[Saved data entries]
#####

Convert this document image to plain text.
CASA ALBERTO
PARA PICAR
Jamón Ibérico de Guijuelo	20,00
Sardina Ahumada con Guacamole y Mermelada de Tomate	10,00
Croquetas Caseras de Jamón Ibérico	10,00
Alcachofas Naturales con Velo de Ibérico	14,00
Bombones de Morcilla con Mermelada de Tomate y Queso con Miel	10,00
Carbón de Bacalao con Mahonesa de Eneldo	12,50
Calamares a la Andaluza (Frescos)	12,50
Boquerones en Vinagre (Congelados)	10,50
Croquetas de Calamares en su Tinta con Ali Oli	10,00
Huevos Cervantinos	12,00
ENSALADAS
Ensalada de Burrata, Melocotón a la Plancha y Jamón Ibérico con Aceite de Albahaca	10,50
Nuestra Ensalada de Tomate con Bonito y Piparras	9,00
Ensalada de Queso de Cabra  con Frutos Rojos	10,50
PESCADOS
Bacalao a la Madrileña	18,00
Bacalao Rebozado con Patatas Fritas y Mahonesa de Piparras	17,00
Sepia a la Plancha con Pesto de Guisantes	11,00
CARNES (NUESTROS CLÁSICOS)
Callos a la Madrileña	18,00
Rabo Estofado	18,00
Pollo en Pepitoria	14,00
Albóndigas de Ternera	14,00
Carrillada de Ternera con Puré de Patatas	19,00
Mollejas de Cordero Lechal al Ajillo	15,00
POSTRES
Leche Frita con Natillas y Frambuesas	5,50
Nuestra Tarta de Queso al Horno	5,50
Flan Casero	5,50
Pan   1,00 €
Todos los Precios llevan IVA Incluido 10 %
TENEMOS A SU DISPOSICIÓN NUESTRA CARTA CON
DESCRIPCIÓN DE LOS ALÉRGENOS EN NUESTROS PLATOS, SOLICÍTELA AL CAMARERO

#####

GIVEN EXERCISE. Pull every line containing the word "Tomate" out of the entries above.

RESPONSE FOR THIS EXERCISE.
Sardina Ahumada con Guacamole y Mermelada de Tomate	10,00
Bombones de Morcilla con Mermelada de Tomate y Queso con Miel	10,00
Nuestra Ensalada de Tomate con Bonito y Piparras	9,00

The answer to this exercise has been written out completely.